*Saved data entries*:
- - - - - - -

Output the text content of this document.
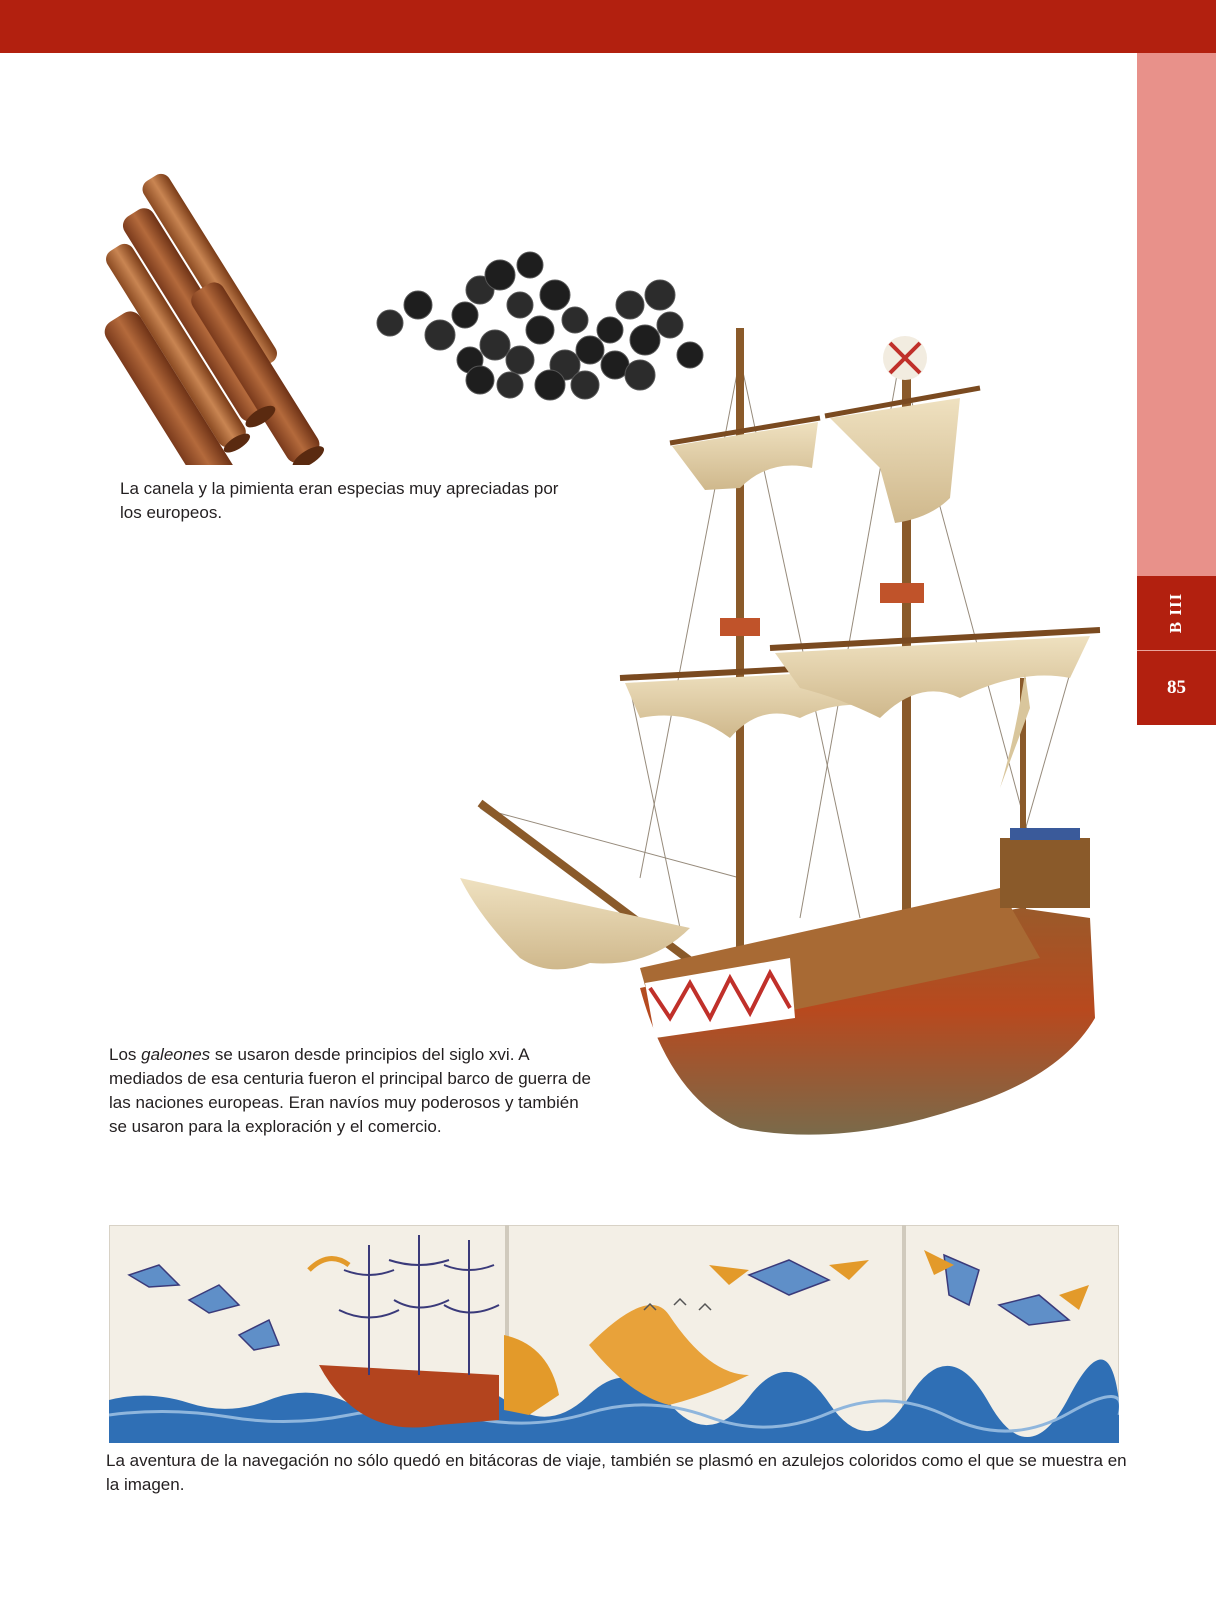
B III
85

La canela y la pimienta eran especias muy apreciadas por los europeos.

Los galeones se usaron desde principios del siglo xvi. A mediados de esa centuria fueron el principal barco de guerra de las naciones europeas. Eran navíos muy poderosos y también se usaron para la exploración y el comercio.

La aventura de la navegación no sólo quedó en bitácoras de viaje, también se plasmó en azulejos coloridos como el que se muestra en la imagen.
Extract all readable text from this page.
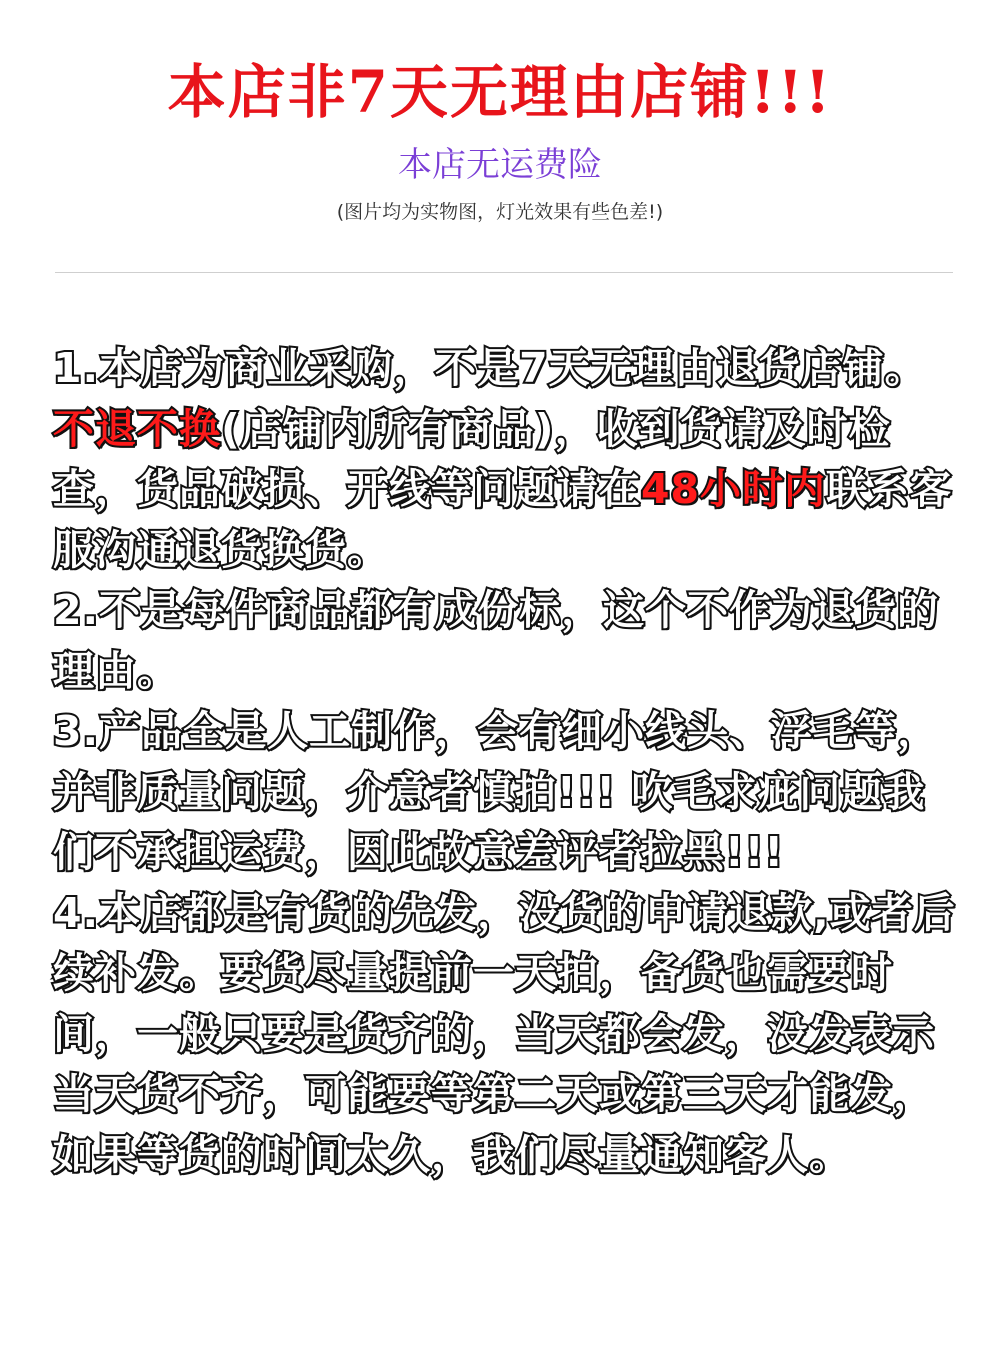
本店非7天无理由店铺!!!
本店无运费险
(图片均为实物图，灯光效果有些色差!)

1.本店为商业采购，不是7天无理由退货店铺。不退不换(店铺内所有商品)，收到货请及时检查，货品破损、开线等问题请在48小时内联系客服沟通退货换货。

2.不是每件商品都有成份标，这个不作为退货的理由。

3.产品全是人工制作，会有细小线头、浮毛等，并非质量问题，介意者慎拍!!! 吹毛求疵问题我们不承担运费，因此故意差评者拉黑!!!

4.本店都是有货的先发，没货的申请退款,或者后续补发。要货尽量提前一天拍，备货也需要时间，一般只要是货齐的，当天都会发，没发表示当天货不齐，可能要等第二天或第三天才能发，如果等货的时间太久，我们尽量通知客人。
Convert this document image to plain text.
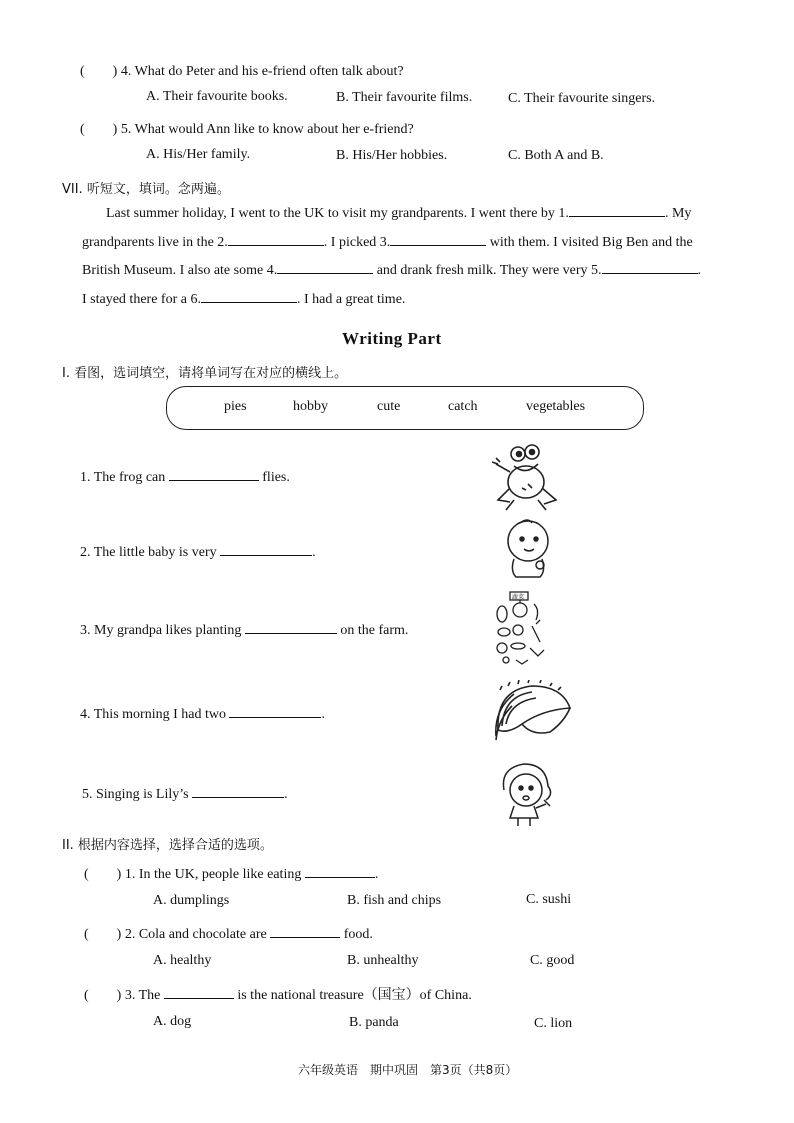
(　　) 4. What do Peter and his e-friend often talk about?
A. Their favourite books.	B. Their favourite films.	C. Their favourite singers.
(　　) 5. What would Ann like to know about her e-friend?
A. His/Her family.	B. His/Her hobbies.	C. Both A and B.
VII. 听短文，填词。念两遍。
Last summer holiday, I went to the UK to visit my grandparents. I went there by 1.	. My
grandparents live in the 2.	. I picked 3.	with them. I visited Big Ben and the
British Museum. I also ate some 4.	and drank fresh milk. They were very 5.	.
I stayed there for a 6.	. I had a great time.
Writing Part
I. 看图，选词填空，请将单词写在对应的横线上。
pies	hobby	cute	catch	vegetables
1. The frog can	flies.
2. The little baby is very	.
3. My grandpa likes planting	on the farm.
4. This morning I had two	.
5. Singing is Lily’s	.
蔬菜
II. 根据内容选择，选择合适的选项。
(　　) 1. In the UK, people like eating	.
A. dumplings	B. fish and chips	C. sushi
(　　) 2. Cola and chocolate are	food.
A. healthy	B. unhealthy	C. good
(　　) 3. The	is the national treasure（国宝）of China.
A. dog	B. panda	C. lion
六年级英语　期中巩固　第3页（共8页）
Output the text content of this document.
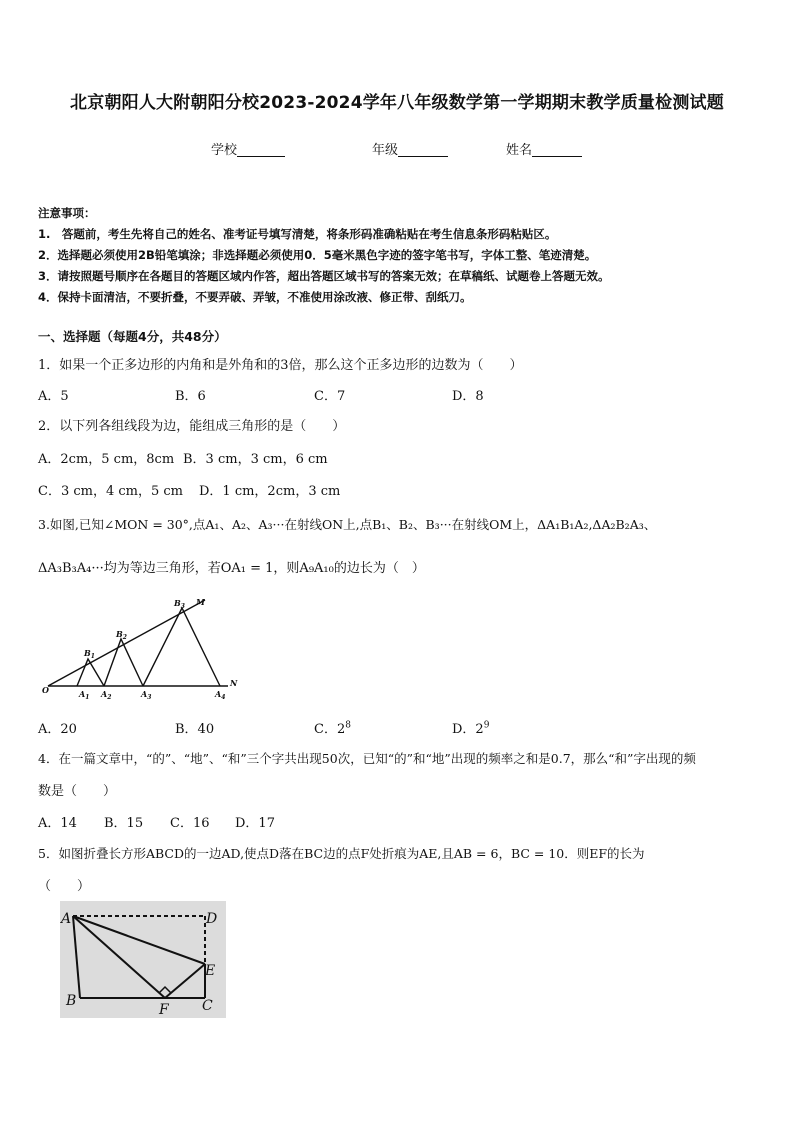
北京朝阳人大附朝阳分校2023-2024学年八年级数学第一学期期末教学质量检测试题
学校	年级	姓名
注意事项：
1.　答题前，考生先将自己的姓名、准考证号填写清楚，将条形码准确粘贴在考生信息条形码粘贴区。
2．选择题必须使用2B铅笔填涂；非选择题必须使用0．5毫米黑色字迹的签字笔书写，字体工整、笔迹清楚。
3．请按照题号顺序在各题目的答题区域内作答，超出答题区域书写的答案无效；在草稿纸、试题卷上答题无效。
4．保持卡面清洁，不要折叠，不要弄破、弄皱，不准使用涂改液、修正带、刮纸刀。
一、选择题（每题4分，共48分）
1．如果一个正多边形的内角和是外角和的3倍，那么这个正多边形的边数为（　　）
A．5	B．6	C．7	D．8
2．以下列各组线段为边，能组成三角形的是（　　）
A．2cm，5 cm，8cm B．3 cm，3 cm，6 cm
C．3 cm，4 cm，5 cm D．1 cm，2cm，3 cm
3.如图,已知∠MON = 30°,点A₁、A₂、A₃···在射线ON上,点B₁、B₂、B₃···在射线OM上，ΔA₁B₁A₂,ΔA₂B₂A₃、
ΔA₃B₃A₄···均为等边三角形，若OA₁ = 1，则A₉A₁₀的边长为（　）
O
N
M
$A_1$ $A_2$	$A_3$	$A_4$
$B_1$
$B_2$
$B_3$
A．20	B．40	C．$2^8$	D．$2^9$
4．在一篇文章中，“的”、“地”、“和”三个字共出现50次，已知“的”和“地”出现的频率之和是0.7，那么“和”字出现的频
数是（　　）
A．14 B．15 C．16 D．17
5．如图折叠长方形ABCD的一边AD,使点D落在BC边的点F处折痕为AE,且AB = 6，BC = 10．则EF的长为
（　　）
A	D
E
B	C
F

- - - - - - -

*TASK TO CARRY OUT*: Reproduce all of the material above word for word. Omit the pictures.

*OUTPUT FOR THIS TASK*:
Output the text content of this document.
B III
85

La canela y la pimienta eran especias muy apreciadas por los europeos.

Los galeones se usaron desde principios del siglo xvi. A mediados de esa centuria fueron el principal barco de guerra de las naciones europeas. Eran navíos muy poderosos y también se usaron para la exploración y el comercio.

La aventura de la navegación no sólo quedó en bitácoras de viaje, también se plasmó en azulejos coloridos como el que se muestra en la imagen.
Extract all readable text from this page.
本店非7天无理由店铺!!!
本店无运费险
(图片均为实物图，灯光效果有些色差!)

1.本店为商业采购，不是7天无理由退货店铺。不退不换(店铺内所有商品)，收到货请及时检查，货品破损、开线等问题请在48小时内联系客服沟通退货换货。

2.不是每件商品都有成份标，这个不作为退货的理由。

3.产品全是人工制作，会有细小线头、浮毛等，并非质量问题，介意者慎拍!!! 吹毛求疵问题我们不承担运费，因此故意差评者拉黑!!!

4.本店都是有货的先发，没货的申请退款,或者后续补发。要货尽量提前一天拍，备货也需要时间，一般只要是货齐的，当天都会发，没发表示当天货不齐，可能要等第二天或第三天才能发，如果等货的时间太久，我们尽量通知客人。
Convert this document image to plain text.
(　　) 4. What do Peter and his e-friend often talk about?
A. Their favourite books.	B. Their favourite films.	C. Their favourite singers.
(　　) 5. What would Ann like to know about her e-friend?
A. His/Her family.	B. His/Her hobbies.	C. Both A and B.
VII. 听短文，填词。念两遍。
Last summer holiday, I went to the UK to visit my grandparents. I went there by 1.	. My
grandparents live in the 2.	. I picked 3.	with them. I visited Big Ben and the
British Museum. I also ate some 4.	and drank fresh milk. They were very 5.	.
I stayed there for a 6.	. I had a great time.
Writing Part
I. 看图，选词填空，请将单词写在对应的横线上。
pies	hobby	cute	catch	vegetables
1. The frog can	flies.
2. The little baby is very	.
3. My grandpa likes planting	on the farm.
4. This morning I had two	.
5. Singing is Lily’s	.
蔬菜
II. 根据内容选择，选择合适的选项。
(　　) 1. In the UK, people like eating	.
A. dumplings	B. fish and chips	C. sushi
(　　) 2. Cola and chocolate are	food.
A. healthy	B. unhealthy	C. good
(　　) 3. The	is the national treasure（国宝）of China.
A. dog	B. panda	C. lion
六年级英语　期中巩固　第3页（共8页）
Output the text content of this document.
北京朝阳人大附朝阳分校2023-2024学年八年级数学第一学期期末教学质量检测试题
学校	年级	姓名
注意事项：
1.　答题前，考生先将自己的姓名、准考证号填写清楚，将条形码准确粘贴在考生信息条形码粘贴区。
2．选择题必须使用2B铅笔填涂；非选择题必须使用0．5毫米黑色字迹的签字笔书写，字体工整、笔迹清楚。
3．请按照题号顺序在各题目的答题区域内作答，超出答题区域书写的答案无效；在草稿纸、试题卷上答题无效。
4．保持卡面清洁，不要折叠，不要弄破、弄皱，不准使用涂改液、修正带、刮纸刀。
一、选择题（每题4分，共48分）
1．如果一个正多边形的内角和是外角和的3倍，那么这个正多边形的边数为（　　）
A．5	B．6	C．7	D．8
2．以下列各组线段为边，能组成三角形的是（　　）
A．2cm，5 cm，8cm B．3 cm，3 cm，6 cm
C．3 cm，4 cm，5 cm D．1 cm，2cm，3 cm
3.如图,已知∠MON = 30°,点A₁、A₂、A₃···在射线ON上,点B₁、B₂、B₃···在射线OM上，ΔA₁B₁A₂,ΔA₂B₂A₃、
ΔA₃B₃A₄···均为等边三角形，若OA₁ = 1，则A₉A₁₀的边长为（　）
O
N
M
$A_1$ $A_2$	$A_3$	$A_4$
$B_1$
$B_2$
$B_3$
A．20	B．40	C．$2^8$	D．$2^9$
4．在一篇文章中，“的”、“地”、“和”三个字共出现50次，已知“的”和“地”出现的频率之和是0.7，那么“和”字出现的频
数是（　　）
A．14 B．15 C．16 D．17
5．如图折叠长方形ABCD的一边AD,使点D落在BC边的点F处折痕为AE,且AB = 6，BC = 10．则EF的长为
（　　）
A	D
E
B	C
F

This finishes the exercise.